• Records to process:
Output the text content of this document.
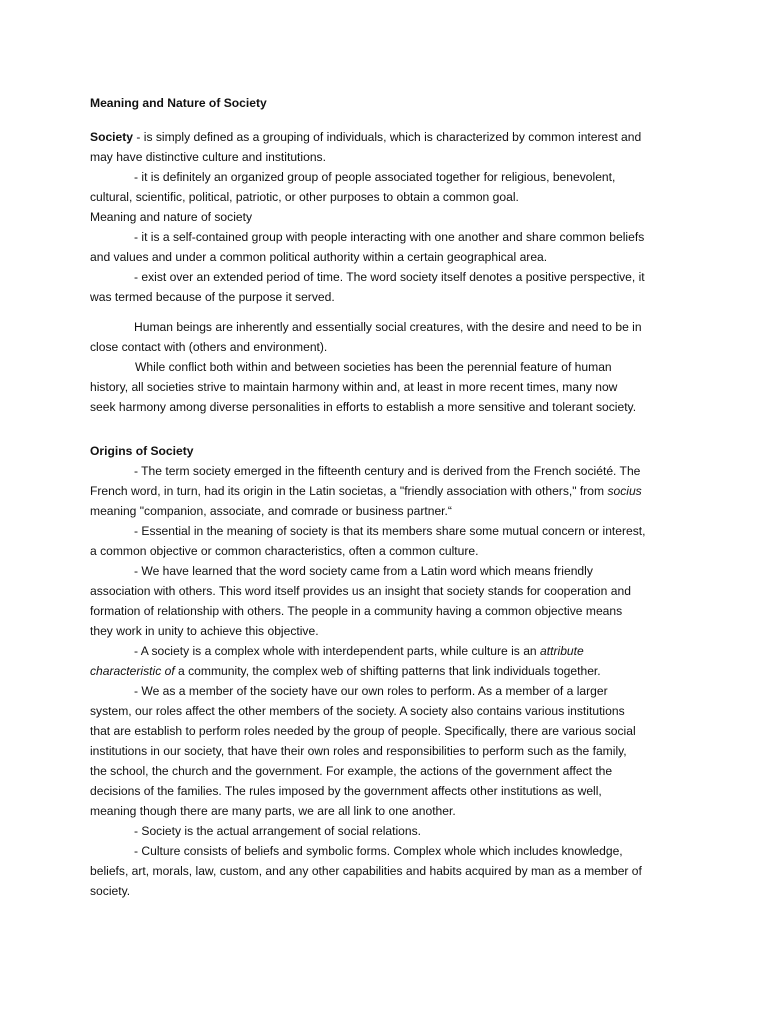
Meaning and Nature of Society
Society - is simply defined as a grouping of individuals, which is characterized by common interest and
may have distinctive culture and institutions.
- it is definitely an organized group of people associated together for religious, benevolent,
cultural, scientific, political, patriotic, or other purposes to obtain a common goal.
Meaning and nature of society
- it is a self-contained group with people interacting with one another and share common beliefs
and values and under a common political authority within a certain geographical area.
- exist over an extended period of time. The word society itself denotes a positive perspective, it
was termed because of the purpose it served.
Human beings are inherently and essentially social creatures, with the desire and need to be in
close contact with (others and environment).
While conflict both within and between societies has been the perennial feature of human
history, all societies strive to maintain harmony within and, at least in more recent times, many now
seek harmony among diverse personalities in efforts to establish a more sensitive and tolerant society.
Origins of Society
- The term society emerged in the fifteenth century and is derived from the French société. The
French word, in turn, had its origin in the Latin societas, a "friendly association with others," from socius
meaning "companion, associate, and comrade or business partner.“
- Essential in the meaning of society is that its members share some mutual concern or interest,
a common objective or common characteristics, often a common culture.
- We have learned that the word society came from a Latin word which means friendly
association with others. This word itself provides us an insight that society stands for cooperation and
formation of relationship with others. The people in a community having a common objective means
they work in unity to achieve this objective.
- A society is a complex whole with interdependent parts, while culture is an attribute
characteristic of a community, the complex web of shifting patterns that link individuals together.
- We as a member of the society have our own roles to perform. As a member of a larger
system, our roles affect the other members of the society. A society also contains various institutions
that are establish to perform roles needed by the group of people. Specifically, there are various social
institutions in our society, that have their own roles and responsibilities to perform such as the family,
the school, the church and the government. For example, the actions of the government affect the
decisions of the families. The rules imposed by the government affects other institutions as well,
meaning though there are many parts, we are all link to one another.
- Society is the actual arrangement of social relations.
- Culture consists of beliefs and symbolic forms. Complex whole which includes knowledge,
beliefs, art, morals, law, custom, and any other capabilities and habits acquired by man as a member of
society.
* * *
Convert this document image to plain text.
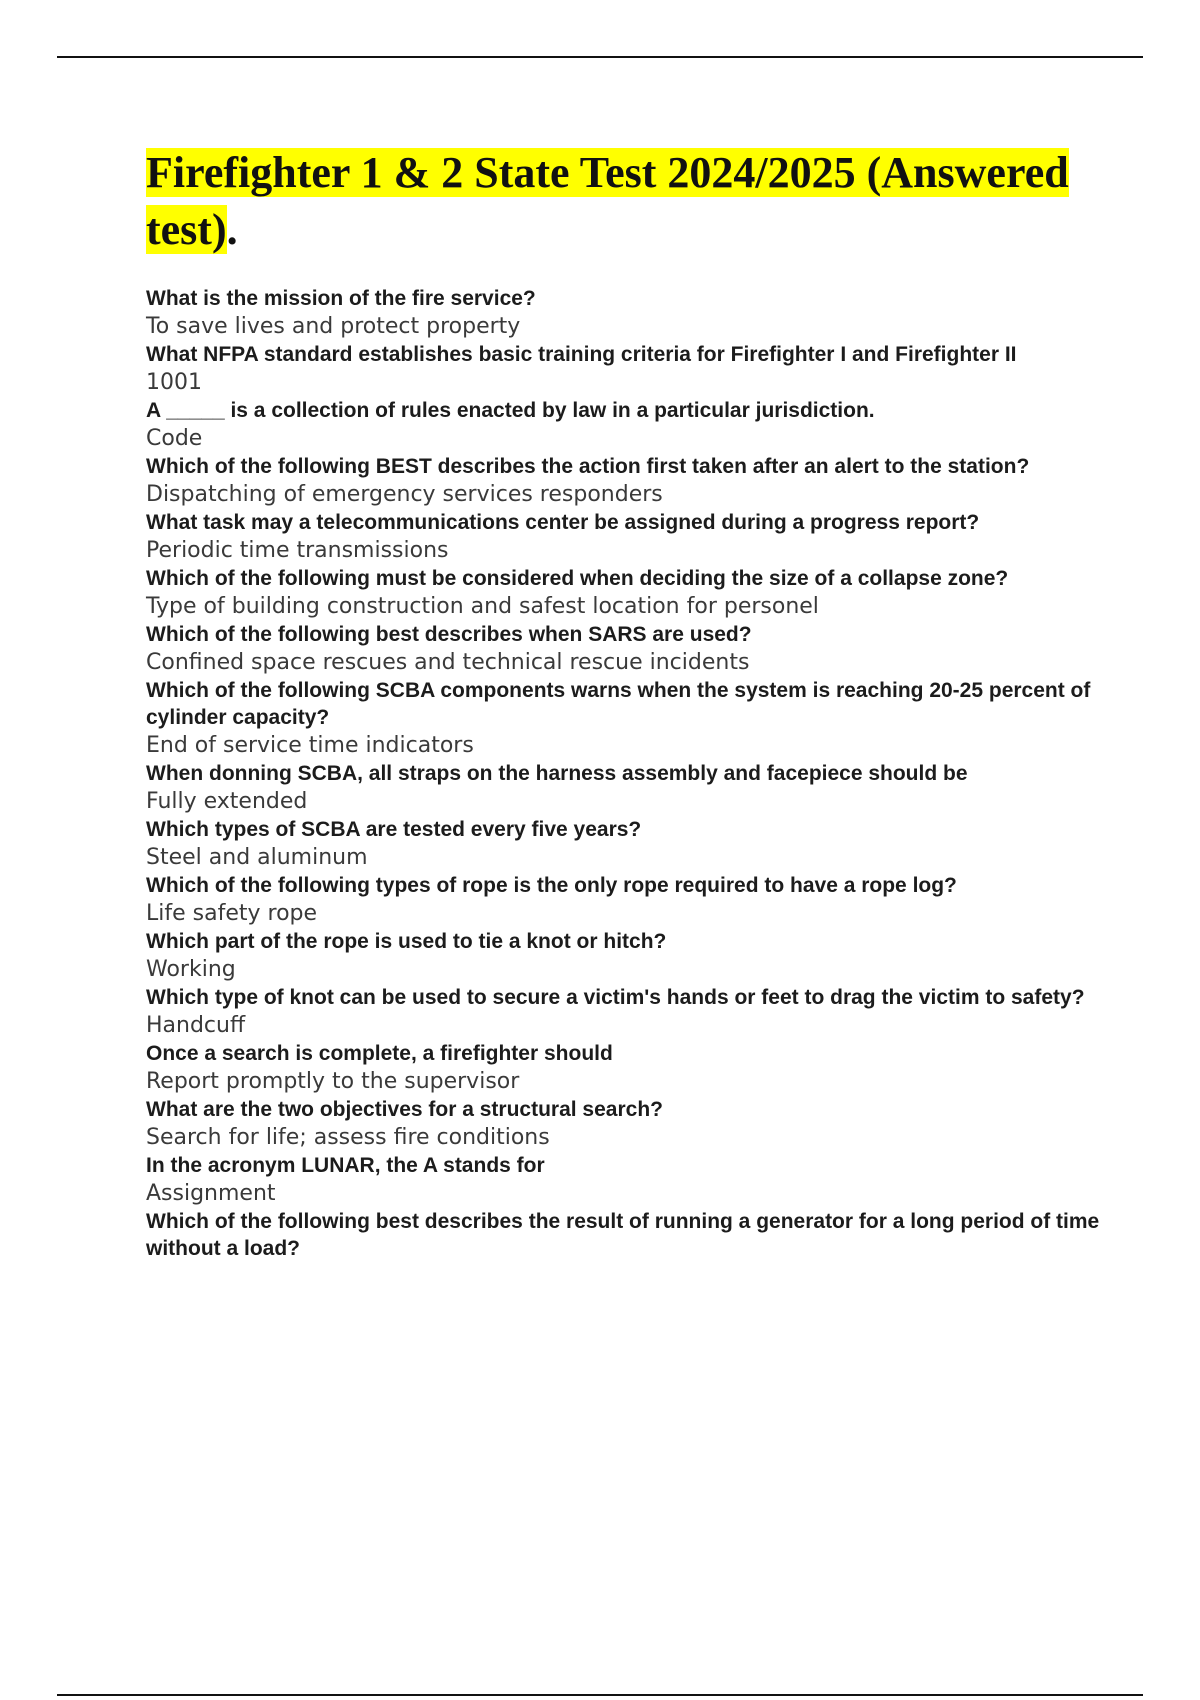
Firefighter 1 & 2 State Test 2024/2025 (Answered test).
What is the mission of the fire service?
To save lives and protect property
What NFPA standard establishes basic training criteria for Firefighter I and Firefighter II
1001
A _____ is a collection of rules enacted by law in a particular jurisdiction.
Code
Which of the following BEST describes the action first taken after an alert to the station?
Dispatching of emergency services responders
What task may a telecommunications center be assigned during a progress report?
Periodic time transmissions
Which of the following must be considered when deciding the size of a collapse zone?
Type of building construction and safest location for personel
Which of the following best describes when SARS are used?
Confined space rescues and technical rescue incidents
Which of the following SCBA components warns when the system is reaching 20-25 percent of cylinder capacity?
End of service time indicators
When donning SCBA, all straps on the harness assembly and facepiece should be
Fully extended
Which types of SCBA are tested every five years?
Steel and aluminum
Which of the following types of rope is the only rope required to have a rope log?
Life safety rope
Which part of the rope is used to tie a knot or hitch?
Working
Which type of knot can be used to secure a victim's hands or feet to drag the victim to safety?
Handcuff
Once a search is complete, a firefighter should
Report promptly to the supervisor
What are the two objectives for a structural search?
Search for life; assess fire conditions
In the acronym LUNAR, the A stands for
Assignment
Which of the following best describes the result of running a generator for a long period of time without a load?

• Problem description: Each line that holds the word "social" should be extracted from the records.

• Response below:
Human beings are inherently and essentially social creatures, with the desire and need to be in
that are establish to perform roles needed by the group of people. Specifically, there are various social
- Society is the actual arrangement of social relations.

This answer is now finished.